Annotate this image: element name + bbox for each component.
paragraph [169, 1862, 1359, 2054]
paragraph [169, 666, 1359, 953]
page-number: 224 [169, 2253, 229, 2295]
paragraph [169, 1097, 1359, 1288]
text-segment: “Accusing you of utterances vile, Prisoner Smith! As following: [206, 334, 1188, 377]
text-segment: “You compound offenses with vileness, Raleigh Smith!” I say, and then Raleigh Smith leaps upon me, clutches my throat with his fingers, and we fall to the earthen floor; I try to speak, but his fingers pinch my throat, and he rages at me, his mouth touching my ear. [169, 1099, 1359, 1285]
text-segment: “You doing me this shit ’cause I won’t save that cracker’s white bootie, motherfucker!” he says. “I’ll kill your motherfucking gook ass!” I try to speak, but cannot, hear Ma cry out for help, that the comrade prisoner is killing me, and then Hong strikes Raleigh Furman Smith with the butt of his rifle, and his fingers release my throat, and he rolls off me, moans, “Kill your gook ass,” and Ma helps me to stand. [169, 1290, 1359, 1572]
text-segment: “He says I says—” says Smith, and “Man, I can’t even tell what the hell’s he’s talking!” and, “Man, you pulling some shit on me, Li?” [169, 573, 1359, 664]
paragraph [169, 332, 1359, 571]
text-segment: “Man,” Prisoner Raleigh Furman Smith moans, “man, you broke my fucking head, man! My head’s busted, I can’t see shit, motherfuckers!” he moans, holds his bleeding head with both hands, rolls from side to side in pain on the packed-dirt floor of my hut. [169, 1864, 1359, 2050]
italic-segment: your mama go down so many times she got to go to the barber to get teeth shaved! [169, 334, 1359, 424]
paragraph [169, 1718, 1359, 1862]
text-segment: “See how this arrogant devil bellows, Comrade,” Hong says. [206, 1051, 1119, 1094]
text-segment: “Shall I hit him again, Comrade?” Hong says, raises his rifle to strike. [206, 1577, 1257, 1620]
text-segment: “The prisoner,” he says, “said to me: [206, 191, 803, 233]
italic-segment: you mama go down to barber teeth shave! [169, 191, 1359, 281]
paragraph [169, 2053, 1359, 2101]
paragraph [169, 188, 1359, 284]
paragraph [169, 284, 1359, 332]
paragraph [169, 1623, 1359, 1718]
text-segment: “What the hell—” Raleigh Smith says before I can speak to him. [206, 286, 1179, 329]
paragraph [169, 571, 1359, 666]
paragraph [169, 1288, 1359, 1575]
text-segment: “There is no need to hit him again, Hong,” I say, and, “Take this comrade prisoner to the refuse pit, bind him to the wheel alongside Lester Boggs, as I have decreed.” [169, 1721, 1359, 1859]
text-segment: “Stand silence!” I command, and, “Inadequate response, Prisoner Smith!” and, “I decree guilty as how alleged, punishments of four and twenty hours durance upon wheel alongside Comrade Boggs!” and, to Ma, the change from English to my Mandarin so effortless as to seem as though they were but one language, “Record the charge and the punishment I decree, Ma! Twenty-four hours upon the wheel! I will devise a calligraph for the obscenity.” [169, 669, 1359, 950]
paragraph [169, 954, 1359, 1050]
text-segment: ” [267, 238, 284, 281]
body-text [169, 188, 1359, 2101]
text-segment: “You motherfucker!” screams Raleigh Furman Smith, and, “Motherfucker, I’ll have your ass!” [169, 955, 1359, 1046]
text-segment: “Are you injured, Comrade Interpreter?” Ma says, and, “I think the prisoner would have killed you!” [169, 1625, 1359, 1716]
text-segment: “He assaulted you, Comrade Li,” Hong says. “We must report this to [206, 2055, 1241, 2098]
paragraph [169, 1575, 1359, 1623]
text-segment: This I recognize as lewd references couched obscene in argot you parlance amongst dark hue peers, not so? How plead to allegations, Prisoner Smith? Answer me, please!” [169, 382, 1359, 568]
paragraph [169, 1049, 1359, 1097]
------------------------
Reproduce the records verbatim from the first line through the line containing "334, 1188, 377]", including both of those lines.

# EXPECTED OUTPUT:
Annotate this image: element name + bbox for each component.
paragraph [169, 1862, 1359, 2054]
paragraph [169, 666, 1359, 953]
page-number: 224 [169, 2253, 229, 2295]
paragraph [169, 1097, 1359, 1288]
text-segment: “Accusing you of utterances vile, Prisoner Smith! As following: [206, 334, 1188, 377]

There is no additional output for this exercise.